→ **THE PROBLEM**
Copy every line of the material below word for word.

___ DATASET RECORDS ___

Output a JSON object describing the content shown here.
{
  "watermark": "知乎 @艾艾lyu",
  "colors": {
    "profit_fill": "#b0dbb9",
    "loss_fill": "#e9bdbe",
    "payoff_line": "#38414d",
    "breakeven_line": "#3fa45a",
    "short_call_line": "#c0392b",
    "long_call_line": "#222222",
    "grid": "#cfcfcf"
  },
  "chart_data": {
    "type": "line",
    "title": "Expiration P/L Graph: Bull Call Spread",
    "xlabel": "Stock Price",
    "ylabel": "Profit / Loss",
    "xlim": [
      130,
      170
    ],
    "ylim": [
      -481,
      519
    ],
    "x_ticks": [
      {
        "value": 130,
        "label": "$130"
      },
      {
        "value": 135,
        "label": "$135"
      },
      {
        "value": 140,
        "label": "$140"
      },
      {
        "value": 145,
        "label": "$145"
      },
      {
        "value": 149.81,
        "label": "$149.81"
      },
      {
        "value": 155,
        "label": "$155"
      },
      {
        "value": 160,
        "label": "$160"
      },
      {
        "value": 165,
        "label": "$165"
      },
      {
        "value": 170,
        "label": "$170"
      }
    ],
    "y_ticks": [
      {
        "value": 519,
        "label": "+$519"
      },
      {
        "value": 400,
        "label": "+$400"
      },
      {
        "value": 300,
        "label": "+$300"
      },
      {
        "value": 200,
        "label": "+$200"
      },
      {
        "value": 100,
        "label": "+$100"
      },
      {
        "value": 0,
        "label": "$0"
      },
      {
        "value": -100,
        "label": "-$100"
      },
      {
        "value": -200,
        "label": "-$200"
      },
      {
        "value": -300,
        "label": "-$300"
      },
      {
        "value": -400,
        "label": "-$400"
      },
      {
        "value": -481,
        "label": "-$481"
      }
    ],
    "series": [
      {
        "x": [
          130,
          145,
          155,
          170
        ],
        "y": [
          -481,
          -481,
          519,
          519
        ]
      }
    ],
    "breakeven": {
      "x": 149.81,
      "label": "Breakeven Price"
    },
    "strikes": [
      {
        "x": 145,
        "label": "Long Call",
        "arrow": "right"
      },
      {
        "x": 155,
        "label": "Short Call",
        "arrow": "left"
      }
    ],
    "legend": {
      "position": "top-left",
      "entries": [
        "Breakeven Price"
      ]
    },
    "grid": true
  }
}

___

→ **TASK RESULT**
Output a JSON object describing the content shown here.
{
  "watermark": "知乎 @艾艾lyu",
  "colors": {
    "profit_fill": "#b0dbb9",
    "loss_fill": "#e9bdbe",
    "payoff_line": "#38414d",
    "breakeven_line": "#3fa45a",
    "short_call_line": "#c0392b",
    "long_call_line": "#222222",
    "grid": "#cfcfcf"
  },
  "chart_data": {
    "type": "line",
    "title": "Expiration P/L Graph: Bull Call Spread",
    "xlabel": "Stock Price",
    "ylabel": "Profit / Loss",
    "xlim": [
      130,
      170
    ],
    "ylim": [
      -481,
      519
    ],
    "x_ticks": [
      {
        "value": 130,
        "label": "$130"
      },
      {
        "value": 135,
        "label": "$135"
      },
      {
        "value": 140,
        "label": "$140"
      },
      {
        "value": 145,
        "label": "$145"
      },
      {
        "value": 149.81,
        "label": "$149.81"
      },
      {
        "value": 155,
        "label": "$155"
      },
      {
        "value": 160,
        "label": "$160"
      },
      {
        "value": 165,
        "label": "$165"
      },
      {
        "value": 170,
        "label": "$170"
      }
    ],
    "y_ticks": [
      {
        "value": 519,
        "label": "+$519"
      },
      {
        "value": 400,
        "label": "+$400"
      },
      {
        "value": 300,
        "label": "+$300"
      },
      {
        "value": 200,
        "label": "+$200"
      },
      {
        "value": 100,
        "label": "+$100"
      },
      {
        "value": 0,
        "label": "$0"
      },
      {
        "value": -100,
        "label": "-$100"
      },
      {
        "value": -200,
        "label": "-$200"
      },
      {
        "value": -300,
        "label": "-$300"
      },
      {
        "value": -400,
        "label": "-$400"
      },
      {
        "value": -481,
        "label": "-$481"
      }
    ],
    "series": [
      {
        "x": [
          130,
          145,
          155,
          170
        ],
        "y": [
          -481,
          -481,
          519,
          519
        ]
      }
    ],
    "breakeven": {
      "x": 149.81,
      "label": "Breakeven Price"
    },
    "strikes": [
      {
        "x": 145,
        "label": "Long Call",
        "arrow": "right"
      },
      {
        "x": 155,
        "label": "Short Call",
        "arrow": "left"
      }
    ],
    "legend": {
      "position": "top-left",
      "entries": [
        "Breakeven Price"
      ]
    },
    "grid": true
  }
}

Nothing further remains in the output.